Task brief: Restate each line of the listing exactly, without carrying over any pictures.

Listing:
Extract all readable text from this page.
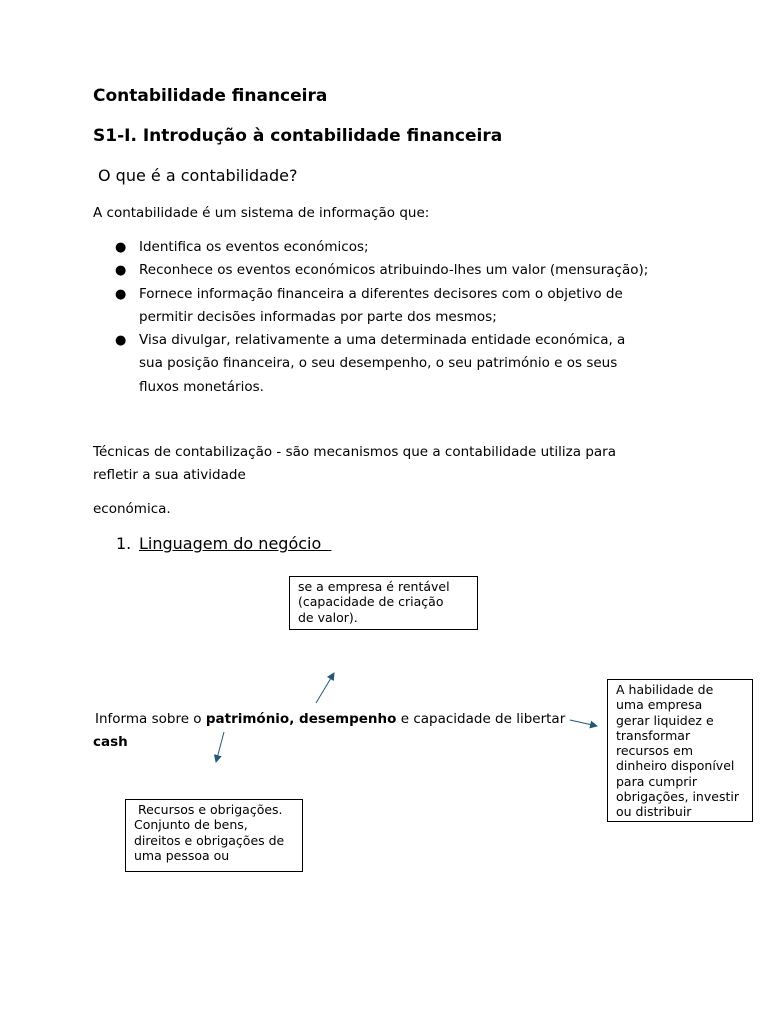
Contabilidade financeira
S1-I. Introdução à contabilidade financeira
O que é a contabilidade?
A contabilidade é um sistema de informação que:
● Identifica os eventos económicos;
● Reconhece os eventos económicos atribuindo-lhes um valor (mensuração);
● Fornece informação financeira a diferentes decisores com o objetivo de
permitir decisões informadas por parte dos mesmos;
● Visa divulgar, relativamente a uma determinada entidade económica, a
sua posição financeira, o seu desempenho, o seu património e os seus
fluxos monetários.
Técnicas de contabilização - são mecanismos que a contabilidade utiliza para
refletir a sua atividade
económica.
1. Linguagem do negócio
se a empresa é rentável
(capacidade de criação
de valor).
A habilidade de
uma empresa
gerar liquidez e
transformar
recursos em
dinheiro disponível
para cumprir
obrigações, investir
ou distribuir
Recursos e obrigações.
Conjunto de bens,
direitos e obrigações de
uma pessoa ou
Informa sobre o património, desempenho e capacidade de libertar
cash
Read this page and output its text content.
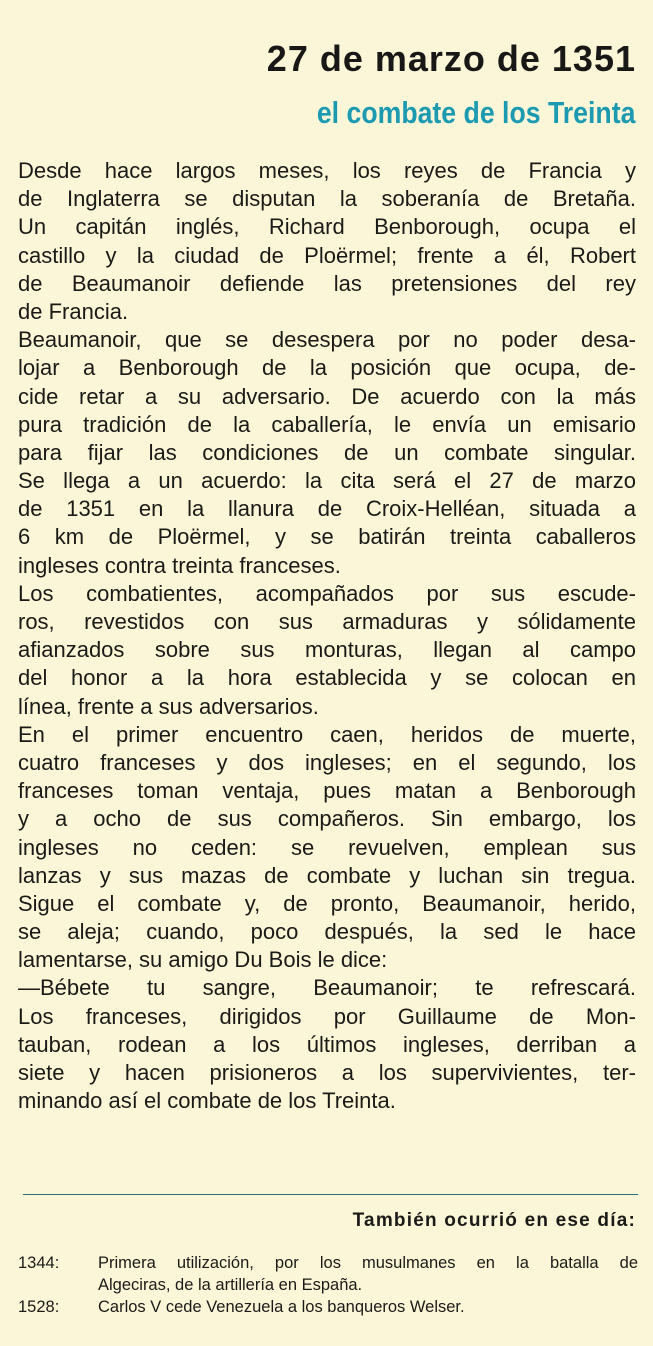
27 de marzo de 1351
el combate de los Treinta
Desde hace largos meses, los reyes de Francia y
de Inglaterra se disputan la soberanía de Bretaña.
Un capitán inglés, Richard Benborough, ocupa el
castillo y la ciudad de Ploërmel; frente a él, Robert
de Beaumanoir defiende las pretensiones del rey
de Francia.
Beaumanoir, que se desespera por no poder desa-
lojar a Benborough de la posición que ocupa, de-
cide retar a su adversario. De acuerdo con la más
pura tradición de la caballería, le envía un emisario
para fijar las condiciones de un combate singular.
Se llega a un acuerdo: la cita será el 27 de marzo
de 1351 en la llanura de Croix-Helléan, situada a
6 km de Ploërmel, y se batirán treinta caballeros
ingleses contra treinta franceses.
Los combatientes, acompañados por sus escude-
ros, revestidos con sus armaduras y sólidamente
afianzados sobre sus monturas, llegan al campo
del honor a la hora establecida y se colocan en
línea, frente a sus adversarios.
En el primer encuentro caen, heridos de muerte,
cuatro franceses y dos ingleses; en el segundo, los
franceses toman ventaja, pues matan a Benborough
y a ocho de sus compañeros. Sin embargo, los
ingleses no ceden: se revuelven, emplean sus
lanzas y sus mazas de combate y luchan sin tregua.
Sigue el combate y, de pronto, Beaumanoir, herido,
se aleja; cuando, poco después, la sed le hace
lamentarse, su amigo Du Bois le dice:
—Bébete tu sangre, Beaumanoir; te refrescará.
Los franceses, dirigidos por Guillaume de Mon-
tauban, rodean a los últimos ingleses, derriban a
siete y hacen prisioneros a los supervivientes, ter-
minando así el combate de los Treinta.
También ocurrió en ese día:
1344: Primera utilización, por los musulmanes en la batalla de
Algeciras, de la artillería en España.
1528: Carlos V cede Venezuela a los banqueros Welser.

Task result:
Extract all readable text from this page.
Contabilidade financeira
S1-I. Introdução à contabilidade financeira
O que é a contabilidade?
A contabilidade é um sistema de informação que:
● Identifica os eventos económicos;
● Reconhece os eventos económicos atribuindo-lhes um valor (mensuração);
● Fornece informação financeira a diferentes decisores com o objetivo de
permitir decisões informadas por parte dos mesmos;
● Visa divulgar, relativamente a uma determinada entidade económica, a
sua posição financeira, o seu desempenho, o seu património e os seus
fluxos monetários.
Técnicas de contabilização - são mecanismos que a contabilidade utiliza para
refletir a sua atividade
económica.
1. Linguagem do negócio
se a empresa é rentável
(capacidade de criação
de valor).
A habilidade de
uma empresa
gerar liquidez e
transformar
recursos em
dinheiro disponível
para cumprir
obrigações, investir
ou distribuir
Recursos e obrigações.
Conjunto de bens,
direitos e obrigações de
uma pessoa ou
Informa sobre o património, desempenho e capacidade de libertar
cash
Read this page and output its text content.
27 de marzo de 1351
el combate de los Treinta
Desde hace largos meses, los reyes de Francia y
de Inglaterra se disputan la soberanía de Bretaña.
Un capitán inglés, Richard Benborough, ocupa el
castillo y la ciudad de Ploërmel; frente a él, Robert
de Beaumanoir defiende las pretensiones del rey
de Francia.
Beaumanoir, que se desespera por no poder desa-
lojar a Benborough de la posición que ocupa, de-
cide retar a su adversario. De acuerdo con la más
pura tradición de la caballería, le envía un emisario
para fijar las condiciones de un combate singular.
Se llega a un acuerdo: la cita será el 27 de marzo
de 1351 en la llanura de Croix-Helléan, situada a
6 km de Ploërmel, y se batirán treinta caballeros
ingleses contra treinta franceses.
Los combatientes, acompañados por sus escude-
ros, revestidos con sus armaduras y sólidamente
afianzados sobre sus monturas, llegan al campo
del honor a la hora establecida y se colocan en
línea, frente a sus adversarios.
En el primer encuentro caen, heridos de muerte,
cuatro franceses y dos ingleses; en el segundo, los
franceses toman ventaja, pues matan a Benborough
y a ocho de sus compañeros. Sin embargo, los
ingleses no ceden: se revuelven, emplean sus
lanzas y sus mazas de combate y luchan sin tregua.
Sigue el combate y, de pronto, Beaumanoir, herido,
se aleja; cuando, poco después, la sed le hace
lamentarse, su amigo Du Bois le dice:
—Bébete tu sangre, Beaumanoir; te refrescará.
Los franceses, dirigidos por Guillaume de Mon-
tauban, rodean a los últimos ingleses, derriban a
siete y hacen prisioneros a los supervivientes, ter-
minando así el combate de los Treinta.
También ocurrió en ese día:
1344: Primera utilización, por los musulmanes en la batalla de
Algeciras, de la artillería en España.
1528: Carlos V cede Venezuela a los banqueros Welser.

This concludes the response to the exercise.